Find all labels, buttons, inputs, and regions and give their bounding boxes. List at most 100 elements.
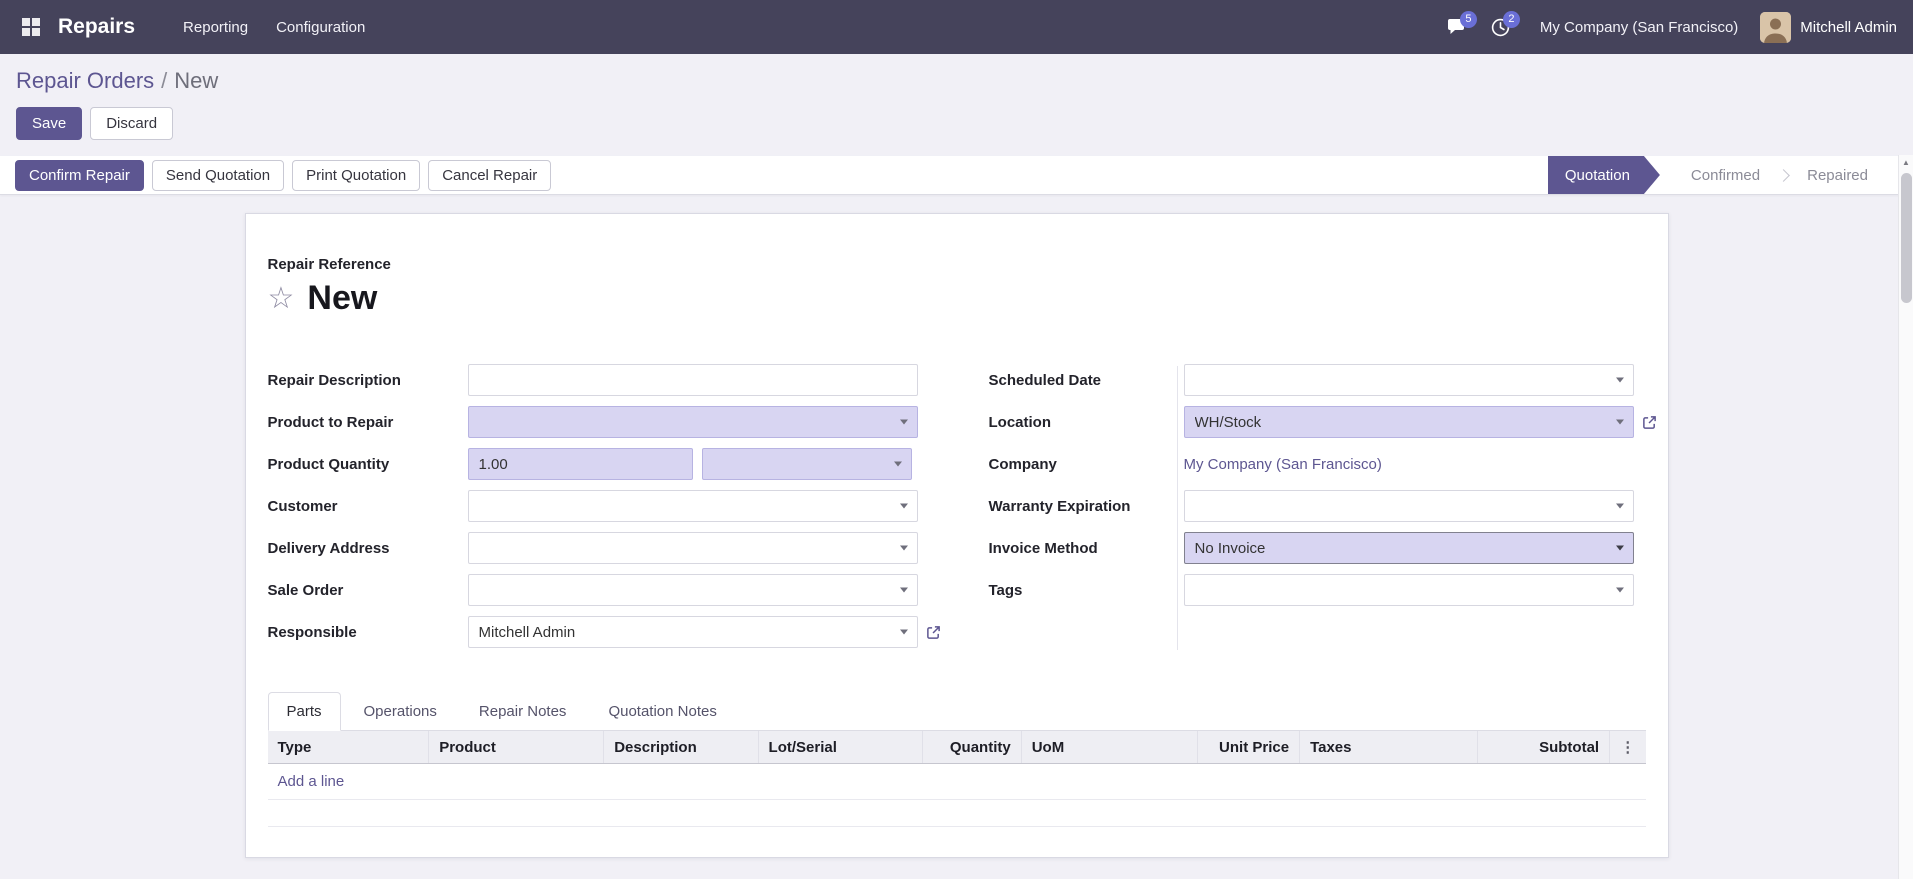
invoice-method-select[interactable]: No Invoice [1183, 532, 1634, 564]
group-divider [1176, 366, 1178, 650]
activities-badge: 2 [1502, 10, 1520, 28]
form-fields: Repair Description Product to Repair Pro… [268, 364, 1656, 658]
app-name[interactable]: Repairs [58, 15, 135, 39]
chevron-down-icon [899, 545, 908, 551]
company-switcher[interactable]: My Company (San Francisco) [1540, 19, 1738, 36]
repair-reference-label: Repair Reference [267, 256, 391, 273]
delivery-address-field[interactable] [467, 532, 918, 564]
invoice-method-label: Invoice Method [988, 539, 1098, 557]
add-a-line-link[interactable]: Add a line [278, 773, 345, 790]
repair-reference-value: New [307, 279, 378, 317]
confirm-repair-button[interactable]: Confirm Repair [15, 159, 144, 191]
product-uom-field[interactable] [701, 448, 912, 480]
chevron-down-icon [893, 461, 902, 467]
parts-table-header: Type Product Description Lot/Serial Quan… [267, 731, 1646, 764]
column-description[interactable]: Description [603, 731, 759, 764]
column-uom[interactable]: UoM [1021, 731, 1199, 764]
cancel-repair-button[interactable]: Cancel Repair [428, 159, 552, 191]
chevron-down-icon [899, 503, 908, 509]
chevron-down-icon [1615, 503, 1624, 509]
chevron-down-icon [1615, 587, 1624, 593]
menu-configuration[interactable]: Configuration [262, 11, 379, 44]
tab-parts[interactable]: Parts [267, 692, 341, 731]
responsible-value: Mitchell Admin [478, 623, 576, 641]
repair-description-label: Repair Description [267, 371, 401, 389]
product-quantity-input[interactable] [467, 448, 693, 480]
statusbar: Confirm Repair Send Quotation Print Quot… [0, 156, 1913, 195]
scheduled-date-label: Scheduled Date [988, 371, 1102, 389]
warranty-expiration-field[interactable] [1183, 490, 1634, 522]
save-button[interactable]: Save [16, 107, 83, 140]
header-action-buttons: Save Discard [16, 107, 1897, 140]
status-step-quotation[interactable]: Quotation [1548, 156, 1660, 194]
location-label: Location [988, 413, 1052, 431]
form-group-right: Scheduled Date Location WH/Stock Company… [989, 364, 1657, 658]
sale-order-label: Sale Order [267, 581, 344, 599]
chevron-down-icon [899, 419, 908, 425]
messages-badge: 5 [1459, 11, 1477, 28]
location-value: WH/Stock [1194, 413, 1262, 431]
empty-table-row [267, 799, 1646, 827]
column-product[interactable]: Product [428, 731, 605, 764]
tab-quotation-notes[interactable]: Quotation Notes [589, 692, 735, 731]
form-sheet: Repair Reference ☆ New Repair Descriptio… [244, 213, 1669, 858]
column-lot-serial[interactable]: Lot/Serial [758, 731, 923, 764]
favorite-star-icon[interactable]: ☆ [268, 283, 295, 314]
status-steps: Quotation Confirmed Repaired [1548, 156, 1913, 194]
scrollbar-thumb[interactable] [1901, 173, 1912, 303]
chevron-down-icon [899, 587, 908, 593]
discard-button[interactable]: Discard [90, 107, 174, 140]
menu-reporting[interactable]: Reporting [169, 11, 262, 44]
chevron-down-icon [899, 629, 908, 635]
tab-operations[interactable]: Operations [345, 692, 456, 731]
external-link-icon[interactable] [926, 625, 941, 640]
breadcrumb-current: New [174, 68, 219, 93]
chevron-down-icon [1615, 419, 1624, 425]
activities-button[interactable]: 2 [1479, 10, 1522, 45]
tab-repair-notes[interactable]: Repair Notes [460, 692, 586, 731]
invoice-method-value: No Invoice [1194, 539, 1266, 557]
chevron-down-icon [1615, 545, 1624, 551]
statusbar-buttons: Confirm Repair Send Quotation Print Quot… [15, 159, 552, 191]
column-quantity[interactable]: Quantity [922, 731, 1022, 764]
user-name: Mitchell Admin [1800, 18, 1897, 36]
column-taxes[interactable]: Taxes [1299, 731, 1478, 764]
column-type[interactable]: Type [267, 731, 430, 764]
warranty-expiration-label: Warranty Expiration [988, 497, 1131, 515]
control-panel: Repair Orders / New Save Discard [0, 54, 1913, 156]
user-menu[interactable]: Mitchell Admin [1760, 11, 1897, 43]
messages-button[interactable]: 5 [1435, 10, 1479, 44]
apps-menu-button[interactable] [16, 12, 46, 42]
scroll-up-arrow-icon[interactable]: ▲ [1899, 155, 1913, 171]
chevron-right-icon [1777, 168, 1790, 182]
send-quotation-button[interactable]: Send Quotation [151, 159, 285, 191]
status-step-repaired[interactable]: Repaired [1790, 156, 1885, 194]
form-group-left: Repair Description Product to Repair Pro… [268, 364, 941, 658]
scheduled-date-field[interactable] [1183, 364, 1634, 396]
repair-description-input[interactable] [467, 364, 918, 396]
add-line-row: Add a line [267, 763, 1646, 800]
scrollbar[interactable]: ▲ [1898, 155, 1913, 879]
external-link-icon[interactable] [1642, 415, 1657, 430]
print-quotation-button[interactable]: Print Quotation [292, 159, 421, 191]
company-label: Company [988, 455, 1057, 473]
breadcrumb: Repair Orders / New [16, 68, 1897, 96]
tags-field[interactable] [1183, 574, 1634, 606]
breadcrumb-parent[interactable]: Repair Orders [16, 68, 154, 94]
product-quantity-label: Product Quantity [267, 455, 390, 473]
apps-grid-icon [22, 18, 40, 36]
column-options-icon[interactable]: ⋮ [1620, 739, 1635, 756]
status-step-confirmed[interactable]: Confirmed [1674, 156, 1777, 194]
tags-label: Tags [988, 581, 1023, 599]
location-field[interactable]: WH/Stock [1183, 406, 1634, 438]
product-to-repair-field[interactable] [467, 406, 918, 438]
column-unit-price[interactable]: Unit Price [1197, 731, 1301, 764]
company-value[interactable]: My Company (San Francisco) [1184, 456, 1382, 473]
column-subtotal[interactable]: Subtotal [1477, 731, 1611, 764]
customer-field[interactable] [467, 490, 918, 522]
sale-order-field[interactable] [467, 574, 918, 606]
responsible-field[interactable]: Mitchell Admin [467, 616, 918, 648]
top-navbar: Repairs Reporting Configuration 5 2 My C… [0, 0, 1913, 54]
responsible-label: Responsible [267, 623, 357, 641]
content-area: Repair Reference ☆ New Repair Descriptio… [0, 213, 1913, 858]
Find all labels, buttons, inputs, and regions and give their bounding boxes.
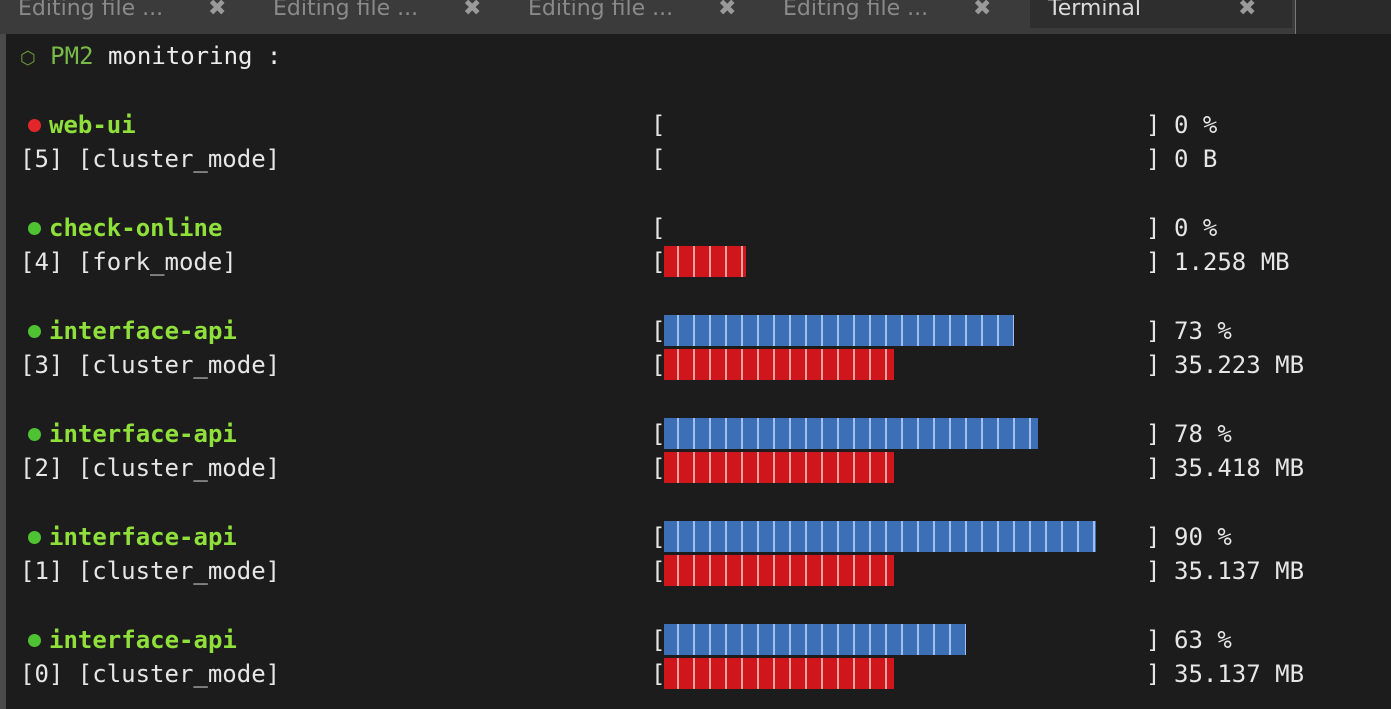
- tab-label: Editing file ...: [18, 0, 164, 21]
- mem-usage-bar: [664, 658, 894, 689]
- process-name: interface-api: [49, 523, 237, 551]
- cpu-gauge-open-bracket: [: [651, 214, 666, 242]
- process-id-mode: [2] [cluster_mode]: [20, 454, 281, 482]
- cpu-usage-bar: [664, 624, 966, 655]
- status-dot-icon: [28, 221, 41, 235]
- app-name: PM2: [50, 42, 94, 70]
- process-id-mode: [1] [cluster_mode]: [20, 557, 281, 585]
- mem-gauge-close-bracket: ]: [1146, 557, 1161, 585]
- process-name-line: web-ui: [20, 108, 136, 142]
- cpu-usage-bar: [664, 521, 1096, 552]
- page-title: monitoring :: [107, 42, 282, 70]
- tab-overflow-area: [1296, 0, 1391, 34]
- process-id-mode: [0] [cluster_mode]: [20, 660, 281, 688]
- close-icon[interactable]: ✖: [1238, 0, 1256, 21]
- cpu-usage-bar: [664, 315, 1014, 346]
- mem-gauge-close-bracket: ]: [1146, 248, 1161, 276]
- tab-editing-file-1[interactable]: Editing file ... ✖: [0, 0, 250, 28]
- status-dot-icon: [28, 324, 41, 338]
- tab-terminal[interactable]: Terminal ✖: [1030, 0, 1292, 28]
- mem-usage-bar: [664, 246, 746, 277]
- tab-label: Terminal: [1048, 0, 1141, 21]
- cpu-usage-value: 63 %: [1174, 626, 1232, 654]
- mem-gauge-close-bracket: ]: [1146, 454, 1161, 482]
- process-name-line: interface-api: [20, 520, 237, 554]
- mem-usage-value: 35.418 MB: [1174, 454, 1305, 482]
- process-name: check-online: [49, 214, 223, 242]
- mem-usage-value: 1.258 MB: [1174, 248, 1290, 276]
- status-dot-icon: [28, 427, 41, 441]
- process-name: interface-api: [49, 626, 237, 654]
- cpu-gauge-close-bracket: ]: [1146, 523, 1161, 551]
- cpu-gauge-close-bracket: ]: [1146, 626, 1161, 654]
- status-dot-icon: [28, 118, 41, 132]
- process-id-mode: [4] [fork_mode]: [20, 248, 237, 276]
- mem-gauge-close-bracket: ]: [1146, 351, 1161, 379]
- mem-gauge-open-bracket: [: [651, 145, 666, 173]
- mem-gauge-close-bracket: ]: [1146, 145, 1161, 173]
- process-row: web-ui [5] [cluster_mode] [] 0 % [] 0 B: [6, 108, 1391, 178]
- cpu-gauge-close-bracket: ]: [1146, 317, 1161, 345]
- process-name-line: interface-api: [20, 417, 237, 451]
- cpu-gauge-close-bracket: ]: [1146, 214, 1161, 242]
- status-dot-icon: [28, 633, 41, 647]
- tab-editing-file-2[interactable]: Editing file ... ✖: [255, 0, 505, 28]
- cpu-gauge-close-bracket: ]: [1146, 420, 1161, 448]
- process-name: interface-api: [49, 420, 237, 448]
- process-id-mode: [3] [cluster_mode]: [20, 351, 281, 379]
- process-name-line: interface-api: [20, 623, 237, 657]
- tab-label: Editing file ...: [783, 0, 929, 21]
- tab-label: Editing file ...: [273, 0, 419, 21]
- mem-usage-value: 35.223 MB: [1174, 351, 1305, 379]
- cpu-usage-value: 0 %: [1174, 111, 1218, 139]
- mem-usage-value: 35.137 MB: [1174, 557, 1305, 585]
- tab-bar: Editing file ... ✖ Editing file ... ✖ Ed…: [0, 0, 1391, 34]
- tab-editing-file-3[interactable]: Editing file ... ✖: [510, 0, 760, 28]
- tab-editing-file-4[interactable]: Editing file ... ✖: [765, 0, 1015, 28]
- process-row: interface-api [2] [cluster_mode] [] 78 %[…: [6, 417, 1391, 487]
- process-name: interface-api: [49, 317, 237, 345]
- terminal-window[interactable]: ⬡ PM2 monitoring : web-ui [5] [cluster_m…: [0, 34, 1388, 709]
- close-icon[interactable]: ✖: [718, 0, 736, 21]
- status-dot-icon: [28, 530, 41, 544]
- mem-usage-value: 0 B: [1174, 145, 1218, 173]
- process-row: interface-api [0] [cluster_mode] [] 63 %[…: [6, 623, 1391, 693]
- monitor-header: ⬡ PM2 monitoring :: [20, 42, 281, 70]
- mem-usage-value: 35.137 MB: [1174, 660, 1305, 688]
- mem-usage-bar: [664, 555, 894, 586]
- process-id-mode: [5] [cluster_mode]: [20, 145, 281, 173]
- process-name-line: check-online: [20, 211, 222, 245]
- mem-usage-bar: [664, 452, 894, 483]
- cpu-usage-value: 73 %: [1174, 317, 1232, 345]
- cpu-usage-value: 78 %: [1174, 420, 1232, 448]
- tab-label: Editing file ...: [528, 0, 674, 21]
- process-name-line: interface-api: [20, 314, 237, 348]
- cpu-gauge-close-bracket: ]: [1146, 111, 1161, 139]
- process-row: interface-api [1] [cluster_mode] [] 90 %[…: [6, 520, 1391, 590]
- close-icon[interactable]: ✖: [973, 0, 991, 21]
- close-icon[interactable]: ✖: [208, 0, 226, 21]
- cpu-usage-value: 90 %: [1174, 523, 1232, 551]
- cpu-usage-bar: [664, 418, 1038, 449]
- mem-gauge-close-bracket: ]: [1146, 660, 1161, 688]
- process-row: check-online [4] [fork_mode] [] 0 %[] 1.25…: [6, 211, 1391, 281]
- cpu-usage-value: 0 %: [1174, 214, 1218, 242]
- pm2-icon: ⬡: [20, 48, 36, 69]
- process-name: web-ui: [49, 111, 136, 139]
- cpu-gauge-open-bracket: [: [651, 111, 666, 139]
- process-row: interface-api [3] [cluster_mode] [] 73 %[…: [6, 314, 1391, 384]
- close-icon[interactable]: ✖: [463, 0, 481, 21]
- mem-usage-bar: [664, 349, 894, 380]
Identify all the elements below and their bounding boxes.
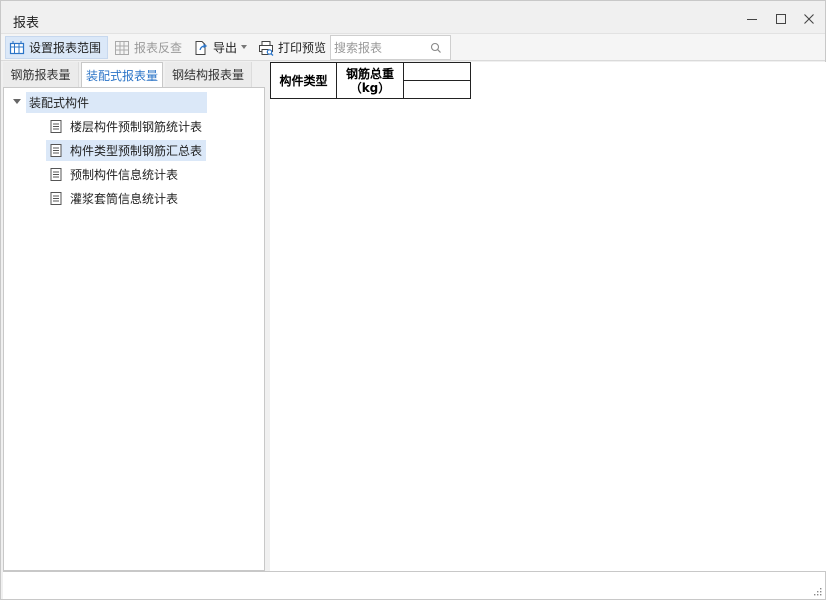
- report-reverse-check-button[interactable]: 报表反查: [111, 36, 185, 59]
- window-title: 报表: [13, 16, 40, 31]
- print-preview-button[interactable]: 打印预览: [255, 36, 329, 59]
- tab-steel-structure-report-label: 钢结构报表量: [171, 68, 244, 82]
- tree-item-floor-prefab-rebar-stats[interactable]: 楼层构件预制钢筋统计表: [46, 116, 206, 137]
- tab-steel-structure-report[interactable]: 钢结构报表量: [165, 62, 252, 87]
- minimize-button[interactable]: [741, 9, 763, 29]
- document-icon: [50, 144, 62, 157]
- document-icon: [50, 120, 62, 133]
- report-table: 构件类型 钢筋总重 （kg）: [270, 62, 471, 99]
- print-preview-label: 打印预览: [278, 41, 327, 55]
- report-tabs: 钢筋报表量 装配式报表量 钢结构报表量: [1, 62, 266, 88]
- search-icon[interactable]: [430, 42, 442, 54]
- close-button[interactable]: [798, 9, 820, 29]
- tree-item-label: 构件类型预制钢筋汇总表: [70, 144, 203, 158]
- header-total-rebar-weight-unit: （kg）: [349, 80, 391, 95]
- header-component-type: 构件类型: [270, 62, 337, 99]
- report-tree-panel: 装配式构件 楼层构件预制钢筋统计表 构件类型预制钢筋汇总表 预制构件信息统计表 …: [3, 87, 265, 571]
- tree-item-label: 预制构件信息统计表: [70, 168, 179, 182]
- report-window: 报表 设置报表范围 报表反查 导出 打印预览 搜索报表 钢筋报表量 装配式报表量…: [0, 0, 826, 600]
- toolbar: 设置报表范围 报表反查 导出 打印预览 搜索报表: [1, 33, 825, 61]
- title-bar: 报表: [1, 1, 825, 33]
- header-empty-cell: [403, 80, 471, 99]
- document-icon: [50, 168, 62, 181]
- export-dropdown-arrow-icon[interactable]: [241, 45, 247, 49]
- expand-arrow-icon[interactable]: [13, 99, 21, 104]
- close-icon: [804, 14, 814, 24]
- tree-item-grout-sleeve-info-stats[interactable]: 灌浆套筒信息统计表: [46, 188, 182, 209]
- maximize-icon: [776, 14, 786, 24]
- tab-prefab-report-label: 装配式报表量: [85, 69, 158, 83]
- tab-rebar-report-label: 钢筋报表量: [10, 68, 71, 82]
- search-box[interactable]: [330, 35, 451, 60]
- header-total-rebar-weight: 钢筋总重 （kg）: [336, 62, 404, 99]
- minimize-icon: [747, 19, 757, 20]
- tree-item-component-type-prefab-rebar-summary[interactable]: 构件类型预制钢筋汇总表: [46, 140, 207, 161]
- header-empty-cell: [403, 62, 471, 81]
- tree-root-label: 装配式构件: [29, 96, 90, 110]
- status-bar: [3, 571, 825, 599]
- export-icon: [195, 40, 208, 55]
- report-reverse-check-label: 报表反查: [134, 41, 183, 55]
- tab-prefab-report[interactable]: 装配式报表量: [81, 62, 163, 88]
- report-range-icon: [9, 40, 25, 54]
- tab-rebar-report[interactable]: 钢筋报表量: [3, 62, 79, 87]
- export-button[interactable]: 导出: [190, 36, 240, 59]
- set-report-range-label: 设置报表范围: [29, 41, 102, 55]
- tree-item-prefab-component-info-stats[interactable]: 预制构件信息统计表: [46, 164, 182, 185]
- tree-root-prefab-components[interactable]: 装配式构件: [26, 92, 207, 113]
- search-input[interactable]: [331, 40, 427, 55]
- export-label: 导出: [213, 41, 238, 55]
- document-icon: [50, 192, 62, 205]
- tree-item-label: 灌浆套筒信息统计表: [70, 192, 179, 206]
- set-report-range-button[interactable]: 设置报表范围: [5, 36, 108, 59]
- resize-grip-icon[interactable]: [814, 588, 822, 596]
- print-preview-icon: [259, 40, 274, 56]
- report-view-panel: 构件类型 钢筋总重 （kg）: [270, 62, 826, 571]
- maximize-button[interactable]: [770, 9, 792, 29]
- tree-item-label: 楼层构件预制钢筋统计表: [70, 120, 203, 134]
- header-total-rebar-weight-title: 钢筋总重: [345, 66, 394, 81]
- reverse-check-grid-icon: [115, 40, 129, 55]
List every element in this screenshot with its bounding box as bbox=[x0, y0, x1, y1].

···

--- Exercise aim ---
Copy out the lines unchanged, beginning at the line that contains "invoice-method-select[interactable]: No Invoice" and ending after the line that contains "repair-reference-label: Repair Reference".

--- The response ---
invoice-method-select[interactable]: No Invoice [1183, 532, 1634, 564]
group-divider [1176, 366, 1178, 650]
activities-badge: 2 [1502, 10, 1520, 28]
form-fields: Repair Description Product to Repair Pro… [268, 364, 1656, 658]
app-name[interactable]: Repairs [58, 15, 135, 39]
chevron-down-icon [899, 545, 908, 551]
company-switcher[interactable]: My Company (San Francisco) [1540, 19, 1738, 36]
repair-reference-label: Repair Reference [267, 256, 391, 273]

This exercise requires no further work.